### Stored data
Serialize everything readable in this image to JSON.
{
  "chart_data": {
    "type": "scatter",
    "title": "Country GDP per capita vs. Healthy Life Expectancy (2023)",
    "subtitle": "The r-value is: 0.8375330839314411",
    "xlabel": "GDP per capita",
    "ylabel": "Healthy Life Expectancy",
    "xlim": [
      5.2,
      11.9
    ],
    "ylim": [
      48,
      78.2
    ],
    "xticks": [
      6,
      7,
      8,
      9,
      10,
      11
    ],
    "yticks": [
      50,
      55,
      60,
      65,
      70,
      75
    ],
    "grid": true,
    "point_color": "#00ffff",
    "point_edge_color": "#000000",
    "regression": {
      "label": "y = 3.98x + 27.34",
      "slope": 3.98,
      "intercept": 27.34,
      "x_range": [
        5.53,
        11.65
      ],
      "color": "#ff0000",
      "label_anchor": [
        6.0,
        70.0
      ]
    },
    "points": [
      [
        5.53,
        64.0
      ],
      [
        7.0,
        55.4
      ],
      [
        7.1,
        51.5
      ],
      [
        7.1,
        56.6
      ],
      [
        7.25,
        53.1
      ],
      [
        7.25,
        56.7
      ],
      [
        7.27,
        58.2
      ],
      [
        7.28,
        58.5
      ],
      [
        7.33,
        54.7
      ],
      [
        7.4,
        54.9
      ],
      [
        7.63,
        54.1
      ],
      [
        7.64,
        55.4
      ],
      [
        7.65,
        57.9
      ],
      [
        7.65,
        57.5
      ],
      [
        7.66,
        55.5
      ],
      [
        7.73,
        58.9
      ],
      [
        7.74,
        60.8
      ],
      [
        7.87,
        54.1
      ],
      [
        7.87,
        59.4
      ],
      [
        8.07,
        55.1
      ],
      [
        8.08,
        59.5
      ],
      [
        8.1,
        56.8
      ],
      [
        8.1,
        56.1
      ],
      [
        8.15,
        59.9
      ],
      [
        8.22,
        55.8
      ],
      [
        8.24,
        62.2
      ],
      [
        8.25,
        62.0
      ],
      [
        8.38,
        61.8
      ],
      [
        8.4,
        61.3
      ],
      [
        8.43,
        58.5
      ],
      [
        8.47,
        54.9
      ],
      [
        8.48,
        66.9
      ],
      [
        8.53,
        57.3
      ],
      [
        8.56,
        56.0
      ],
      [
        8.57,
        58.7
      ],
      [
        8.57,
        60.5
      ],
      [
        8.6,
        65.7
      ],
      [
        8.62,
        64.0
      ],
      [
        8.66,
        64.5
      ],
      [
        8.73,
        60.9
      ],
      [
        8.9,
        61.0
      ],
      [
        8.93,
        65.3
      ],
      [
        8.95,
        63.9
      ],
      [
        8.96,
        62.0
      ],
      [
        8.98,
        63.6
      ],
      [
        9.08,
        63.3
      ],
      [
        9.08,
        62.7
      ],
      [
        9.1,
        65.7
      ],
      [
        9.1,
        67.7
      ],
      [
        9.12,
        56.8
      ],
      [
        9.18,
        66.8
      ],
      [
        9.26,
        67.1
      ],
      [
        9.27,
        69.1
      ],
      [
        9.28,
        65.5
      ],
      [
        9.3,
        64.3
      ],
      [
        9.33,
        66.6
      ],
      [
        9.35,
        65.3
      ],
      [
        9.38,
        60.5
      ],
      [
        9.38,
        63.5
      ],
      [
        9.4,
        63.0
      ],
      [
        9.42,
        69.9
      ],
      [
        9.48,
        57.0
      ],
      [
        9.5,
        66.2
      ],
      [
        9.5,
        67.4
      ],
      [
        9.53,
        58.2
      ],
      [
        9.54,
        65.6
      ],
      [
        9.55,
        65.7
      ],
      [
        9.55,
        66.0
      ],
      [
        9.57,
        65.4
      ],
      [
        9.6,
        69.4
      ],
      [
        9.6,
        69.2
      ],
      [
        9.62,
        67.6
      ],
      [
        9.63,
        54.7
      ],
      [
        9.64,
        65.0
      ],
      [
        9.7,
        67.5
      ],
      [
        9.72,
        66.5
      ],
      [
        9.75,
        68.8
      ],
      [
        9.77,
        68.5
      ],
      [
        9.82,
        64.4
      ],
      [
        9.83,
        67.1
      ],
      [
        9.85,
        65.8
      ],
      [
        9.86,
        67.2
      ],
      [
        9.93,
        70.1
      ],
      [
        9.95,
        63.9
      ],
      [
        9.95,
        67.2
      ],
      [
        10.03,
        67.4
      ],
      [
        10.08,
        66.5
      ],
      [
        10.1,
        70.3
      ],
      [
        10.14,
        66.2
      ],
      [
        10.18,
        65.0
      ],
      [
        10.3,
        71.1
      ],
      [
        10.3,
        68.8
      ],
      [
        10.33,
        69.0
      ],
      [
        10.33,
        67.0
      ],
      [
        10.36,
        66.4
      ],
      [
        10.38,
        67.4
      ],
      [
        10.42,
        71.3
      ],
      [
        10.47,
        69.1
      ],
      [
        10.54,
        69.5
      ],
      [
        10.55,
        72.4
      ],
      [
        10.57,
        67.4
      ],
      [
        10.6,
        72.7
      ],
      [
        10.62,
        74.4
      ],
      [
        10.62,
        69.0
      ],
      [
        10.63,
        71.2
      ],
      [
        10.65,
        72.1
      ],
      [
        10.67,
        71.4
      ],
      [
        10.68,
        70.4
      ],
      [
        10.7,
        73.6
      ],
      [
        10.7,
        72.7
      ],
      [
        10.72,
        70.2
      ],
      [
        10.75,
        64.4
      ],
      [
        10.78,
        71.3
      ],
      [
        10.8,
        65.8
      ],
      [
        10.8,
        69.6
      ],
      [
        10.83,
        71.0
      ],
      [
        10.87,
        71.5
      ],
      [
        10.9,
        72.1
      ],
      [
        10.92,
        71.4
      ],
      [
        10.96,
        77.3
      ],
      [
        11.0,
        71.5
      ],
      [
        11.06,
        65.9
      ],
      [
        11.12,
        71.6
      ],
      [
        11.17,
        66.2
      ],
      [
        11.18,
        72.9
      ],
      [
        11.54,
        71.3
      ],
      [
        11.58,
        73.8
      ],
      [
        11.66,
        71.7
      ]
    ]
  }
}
######
Print the material verbatim, all of it.

Serialize everything readable in this image to JSON.
{
  "chart_data": {
    "type": "scatter",
    "title": "Country GDP per capita vs. Healthy Life Expectancy (2023)",
    "subtitle": "The r-value is: 0.8375330839314411",
    "xlabel": "GDP per capita",
    "ylabel": "Healthy Life Expectancy",
    "xlim": [
      5.2,
      11.9
    ],
    "ylim": [
      48,
      78.2
    ],
    "xticks": [
      6,
      7,
      8,
      9,
      10,
      11
    ],
    "yticks": [
      50,
      55,
      60,
      65,
      70,
      75
    ],
    "grid": true,
    "point_color": "#00ffff",
    "point_edge_color": "#000000",
    "regression": {
      "label": "y = 3.98x + 27.34",
      "slope": 3.98,
      "intercept": 27.34,
      "x_range": [
        5.53,
        11.65
      ],
      "color": "#ff0000",
      "label_anchor": [
        6.0,
        70.0
      ]
    },
    "points": [
      [
        5.53,
        64.0
      ],
      [
        7.0,
        55.4
      ],
      [
        7.1,
        51.5
      ],
      [
        7.1,
        56.6
      ],
      [
        7.25,
        53.1
      ],
      [
        7.25,
        56.7
      ],
      [
        7.27,
        58.2
      ],
      [
        7.28,
        58.5
      ],
      [
        7.33,
        54.7
      ],
      [
        7.4,
        54.9
      ],
      [
        7.63,
        54.1
      ],
      [
        7.64,
        55.4
      ],
      [
        7.65,
        57.9
      ],
      [
        7.65,
        57.5
      ],
      [
        7.66,
        55.5
      ],
      [
        7.73,
        58.9
      ],
      [
        7.74,
        60.8
      ],
      [
        7.87,
        54.1
      ],
      [
        7.87,
        59.4
      ],
      [
        8.07,
        55.1
      ],
      [
        8.08,
        59.5
      ],
      [
        8.1,
        56.8
      ],
      [
        8.1,
        56.1
      ],
      [
        8.15,
        59.9
      ],
      [
        8.22,
        55.8
      ],
      [
        8.24,
        62.2
      ],
      [
        8.25,
        62.0
      ],
      [
        8.38,
        61.8
      ],
      [
        8.4,
        61.3
      ],
      [
        8.43,
        58.5
      ],
      [
        8.47,
        54.9
      ],
      [
        8.48,
        66.9
      ],
      [
        8.53,
        57.3
      ],
      [
        8.56,
        56.0
      ],
      [
        8.57,
        58.7
      ],
      [
        8.57,
        60.5
      ],
      [
        8.6,
        65.7
      ],
      [
        8.62,
        64.0
      ],
      [
        8.66,
        64.5
      ],
      [
        8.73,
        60.9
      ],
      [
        8.9,
        61.0
      ],
      [
        8.93,
        65.3
      ],
      [
        8.95,
        63.9
      ],
      [
        8.96,
        62.0
      ],
      [
        8.98,
        63.6
      ],
      [
        9.08,
        63.3
      ],
      [
        9.08,
        62.7
      ],
      [
        9.1,
        65.7
      ],
      [
        9.1,
        67.7
      ],
      [
        9.12,
        56.8
      ],
      [
        9.18,
        66.8
      ],
      [
        9.26,
        67.1
      ],
      [
        9.27,
        69.1
      ],
      [
        9.28,
        65.5
      ],
      [
        9.3,
        64.3
      ],
      [
        9.33,
        66.6
      ],
      [
        9.35,
        65.3
      ],
      [
        9.38,
        60.5
      ],
      [
        9.38,
        63.5
      ],
      [
        9.4,
        63.0
      ],
      [
        9.42,
        69.9
      ],
      [
        9.48,
        57.0
      ],
      [
        9.5,
        66.2
      ],
      [
        9.5,
        67.4
      ],
      [
        9.53,
        58.2
      ],
      [
        9.54,
        65.6
      ],
      [
        9.55,
        65.7
      ],
      [
        9.55,
        66.0
      ],
      [
        9.57,
        65.4
      ],
      [
        9.6,
        69.4
      ],
      [
        9.6,
        69.2
      ],
      [
        9.62,
        67.6
      ],
      [
        9.63,
        54.7
      ],
      [
        9.64,
        65.0
      ],
      [
        9.7,
        67.5
      ],
      [
        9.72,
        66.5
      ],
      [
        9.75,
        68.8
      ],
      [
        9.77,
        68.5
      ],
      [
        9.82,
        64.4
      ],
      [
        9.83,
        67.1
      ],
      [
        9.85,
        65.8
      ],
      [
        9.86,
        67.2
      ],
      [
        9.93,
        70.1
      ],
      [
        9.95,
        63.9
      ],
      [
        9.95,
        67.2
      ],
      [
        10.03,
        67.4
      ],
      [
        10.08,
        66.5
      ],
      [
        10.1,
        70.3
      ],
      [
        10.14,
        66.2
      ],
      [
        10.18,
        65.0
      ],
      [
        10.3,
        71.1
      ],
      [
        10.3,
        68.8
      ],
      [
        10.33,
        69.0
      ],
      [
        10.33,
        67.0
      ],
      [
        10.36,
        66.4
      ],
      [
        10.38,
        67.4
      ],
      [
        10.42,
        71.3
      ],
      [
        10.47,
        69.1
      ],
      [
        10.54,
        69.5
      ],
      [
        10.55,
        72.4
      ],
      [
        10.57,
        67.4
      ],
      [
        10.6,
        72.7
      ],
      [
        10.62,
        74.4
      ],
      [
        10.62,
        69.0
      ],
      [
        10.63,
        71.2
      ],
      [
        10.65,
        72.1
      ],
      [
        10.67,
        71.4
      ],
      [
        10.68,
        70.4
      ],
      [
        10.7,
        73.6
      ],
      [
        10.7,
        72.7
      ],
      [
        10.72,
        70.2
      ],
      [
        10.75,
        64.4
      ],
      [
        10.78,
        71.3
      ],
      [
        10.8,
        65.8
      ],
      [
        10.8,
        69.6
      ],
      [
        10.83,
        71.0
      ],
      [
        10.87,
        71.5
      ],
      [
        10.9,
        72.1
      ],
      [
        10.92,
        71.4
      ],
      [
        10.96,
        77.3
      ],
      [
        11.0,
        71.5
      ],
      [
        11.06,
        65.9
      ],
      [
        11.12,
        71.6
      ],
      [
        11.17,
        66.2
      ],
      [
        11.18,
        72.9
      ],
      [
        11.54,
        71.3
      ],
      [
        11.58,
        73.8
      ],
      [
        11.66,
        71.7
      ]
    ]
  }
}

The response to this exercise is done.